_Problem requirements_
Would you copy out the whole listing exactly as given?

_Dataset rows_
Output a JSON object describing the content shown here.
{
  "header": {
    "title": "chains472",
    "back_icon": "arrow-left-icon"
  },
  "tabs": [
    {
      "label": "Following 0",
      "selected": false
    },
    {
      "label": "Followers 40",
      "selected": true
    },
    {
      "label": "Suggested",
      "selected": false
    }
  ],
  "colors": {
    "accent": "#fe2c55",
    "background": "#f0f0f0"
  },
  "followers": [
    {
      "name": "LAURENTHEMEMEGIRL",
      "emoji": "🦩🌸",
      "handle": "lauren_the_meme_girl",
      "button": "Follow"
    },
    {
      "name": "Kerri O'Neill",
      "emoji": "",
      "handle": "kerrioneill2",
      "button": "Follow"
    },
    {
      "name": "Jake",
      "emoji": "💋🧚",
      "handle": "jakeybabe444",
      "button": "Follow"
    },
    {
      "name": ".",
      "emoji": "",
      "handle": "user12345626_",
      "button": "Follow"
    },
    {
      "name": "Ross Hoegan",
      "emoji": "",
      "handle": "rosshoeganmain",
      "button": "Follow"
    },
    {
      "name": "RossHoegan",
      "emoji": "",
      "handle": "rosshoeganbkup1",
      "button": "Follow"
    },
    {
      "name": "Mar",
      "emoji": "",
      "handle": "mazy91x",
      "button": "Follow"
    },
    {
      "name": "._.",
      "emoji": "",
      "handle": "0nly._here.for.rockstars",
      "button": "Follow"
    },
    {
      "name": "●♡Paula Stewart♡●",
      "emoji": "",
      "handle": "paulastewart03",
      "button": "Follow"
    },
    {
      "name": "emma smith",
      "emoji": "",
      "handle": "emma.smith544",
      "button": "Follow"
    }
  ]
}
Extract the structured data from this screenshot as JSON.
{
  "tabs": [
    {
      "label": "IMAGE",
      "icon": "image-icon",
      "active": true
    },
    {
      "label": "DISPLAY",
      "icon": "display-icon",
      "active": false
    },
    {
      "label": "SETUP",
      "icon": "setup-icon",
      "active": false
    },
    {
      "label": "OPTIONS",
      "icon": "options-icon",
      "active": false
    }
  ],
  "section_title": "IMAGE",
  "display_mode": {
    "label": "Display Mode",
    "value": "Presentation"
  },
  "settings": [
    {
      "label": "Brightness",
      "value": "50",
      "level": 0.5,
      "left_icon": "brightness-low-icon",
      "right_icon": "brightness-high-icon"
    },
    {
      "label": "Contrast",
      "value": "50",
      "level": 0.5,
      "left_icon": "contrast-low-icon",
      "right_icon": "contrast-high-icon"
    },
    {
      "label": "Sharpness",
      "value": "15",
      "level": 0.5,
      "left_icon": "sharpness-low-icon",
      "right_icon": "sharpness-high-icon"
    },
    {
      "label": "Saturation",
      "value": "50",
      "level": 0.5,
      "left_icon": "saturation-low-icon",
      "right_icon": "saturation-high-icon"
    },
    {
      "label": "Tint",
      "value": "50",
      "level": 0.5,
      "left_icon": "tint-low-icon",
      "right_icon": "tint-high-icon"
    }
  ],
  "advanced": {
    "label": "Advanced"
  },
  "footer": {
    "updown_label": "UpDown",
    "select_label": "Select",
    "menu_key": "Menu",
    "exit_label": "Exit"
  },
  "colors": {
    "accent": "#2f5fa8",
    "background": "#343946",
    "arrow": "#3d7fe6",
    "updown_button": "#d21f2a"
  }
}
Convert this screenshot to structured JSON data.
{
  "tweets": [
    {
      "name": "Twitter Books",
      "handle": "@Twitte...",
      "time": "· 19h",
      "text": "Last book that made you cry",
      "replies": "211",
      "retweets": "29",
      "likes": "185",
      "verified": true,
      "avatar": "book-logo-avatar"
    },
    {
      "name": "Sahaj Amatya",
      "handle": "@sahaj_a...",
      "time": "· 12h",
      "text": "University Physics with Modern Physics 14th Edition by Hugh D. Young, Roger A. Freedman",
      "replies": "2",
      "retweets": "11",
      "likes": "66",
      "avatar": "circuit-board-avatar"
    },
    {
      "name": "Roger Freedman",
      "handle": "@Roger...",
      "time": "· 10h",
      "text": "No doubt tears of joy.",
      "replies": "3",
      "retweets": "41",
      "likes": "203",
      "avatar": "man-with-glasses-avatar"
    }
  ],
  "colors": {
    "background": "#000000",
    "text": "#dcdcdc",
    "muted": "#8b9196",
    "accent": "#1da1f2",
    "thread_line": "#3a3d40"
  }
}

_Result of this exercise_
Output a JSON object describing the content shown here.
{
  "header": {
    "title": "chains472",
    "back_icon": "arrow-left-icon"
  },
  "tabs": [
    {
      "label": "Following 0",
      "selected": false
    },
    {
      "label": "Followers 40",
      "selected": true
    },
    {
      "label": "Suggested",
      "selected": false
    }
  ],
  "colors": {
    "accent": "#fe2c55",
    "background": "#f0f0f0"
  },
  "followers": [
    {
      "name": "LAURENTHEMEMEGIRL",
      "emoji": "🦩🌸",
      "handle": "lauren_the_meme_girl",
      "button": "Follow"
    },
    {
      "name": "Kerri O'Neill",
      "emoji": "",
      "handle": "kerrioneill2",
      "button": "Follow"
    },
    {
      "name": "Jake",
      "emoji": "💋🧚",
      "handle": "jakeybabe444",
      "button": "Follow"
    },
    {
      "name": ".",
      "emoji": "",
      "handle": "user12345626_",
      "button": "Follow"
    },
    {
      "name": "Ross Hoegan",
      "emoji": "",
      "handle": "rosshoeganmain",
      "button": "Follow"
    },
    {
      "name": "RossHoegan",
      "emoji": "",
      "handle": "rosshoeganbkup1",
      "button": "Follow"
    },
    {
      "name": "Mar",
      "emoji": "",
      "handle": "mazy91x",
      "button": "Follow"
    },
    {
      "name": "._.",
      "emoji": "",
      "handle": "0nly._here.for.rockstars",
      "button": "Follow"
    },
    {
      "name": "●♡Paula Stewart♡●",
      "emoji": "",
      "handle": "paulastewart03",
      "button": "Follow"
    },
    {
      "name": "emma smith",
      "emoji": "",
      "handle": "emma.smith544",
      "button": "Follow"
    }
  ]
}
Extract the structured data from this screenshot as JSON.
{
  "tabs": [
    {
      "label": "IMAGE",
      "icon": "image-icon",
      "active": true
    },
    {
      "label": "DISPLAY",
      "icon": "display-icon",
      "active": false
    },
    {
      "label": "SETUP",
      "icon": "setup-icon",
      "active": false
    },
    {
      "label": "OPTIONS",
      "icon": "options-icon",
      "active": false
    }
  ],
  "section_title": "IMAGE",
  "display_mode": {
    "label": "Display Mode",
    "value": "Presentation"
  },
  "settings": [
    {
      "label": "Brightness",
      "value": "50",
      "level": 0.5,
      "left_icon": "brightness-low-icon",
      "right_icon": "brightness-high-icon"
    },
    {
      "label": "Contrast",
      "value": "50",
      "level": 0.5,
      "left_icon": "contrast-low-icon",
      "right_icon": "contrast-high-icon"
    },
    {
      "label": "Sharpness",
      "value": "15",
      "level": 0.5,
      "left_icon": "sharpness-low-icon",
      "right_icon": "sharpness-high-icon"
    },
    {
      "label": "Saturation",
      "value": "50",
      "level": 0.5,
      "left_icon": "saturation-low-icon",
      "right_icon": "saturation-high-icon"
    },
    {
      "label": "Tint",
      "value": "50",
      "level": 0.5,
      "left_icon": "tint-low-icon",
      "right_icon": "tint-high-icon"
    }
  ],
  "advanced": {
    "label": "Advanced"
  },
  "footer": {
    "updown_label": "UpDown",
    "select_label": "Select",
    "menu_key": "Menu",
    "exit_label": "Exit"
  },
  "colors": {
    "accent": "#2f5fa8",
    "background": "#343946",
    "arrow": "#3d7fe6",
    "updown_button": "#d21f2a"
  }
}
Convert this screenshot to structured JSON data.
{
  "tweets": [
    {
      "name": "Twitter Books",
      "handle": "@Twitte...",
      "time": "· 19h",
      "text": "Last book that made you cry",
      "replies": "211",
      "retweets": "29",
      "likes": "185",
      "verified": true,
      "avatar": "book-logo-avatar"
    },
    {
      "name": "Sahaj Amatya",
      "handle": "@sahaj_a...",
      "time": "· 12h",
      "text": "University Physics with Modern Physics 14th Edition by Hugh D. Young, Roger A. Freedman",
      "replies": "2",
      "retweets": "11",
      "likes": "66",
      "avatar": "circuit-board-avatar"
    },
    {
      "name": "Roger Freedman",
      "handle": "@Roger...",
      "time": "· 10h",
      "text": "No doubt tears of joy.",
      "replies": "3",
      "retweets": "41",
      "likes": "203",
      "avatar": "man-with-glasses-avatar"
    }
  ],
  "colors": {
    "background": "#000000",
    "text": "#dcdcdc",
    "muted": "#8b9196",
    "accent": "#1da1f2",
    "thread_line": "#3a3d40"
  }
}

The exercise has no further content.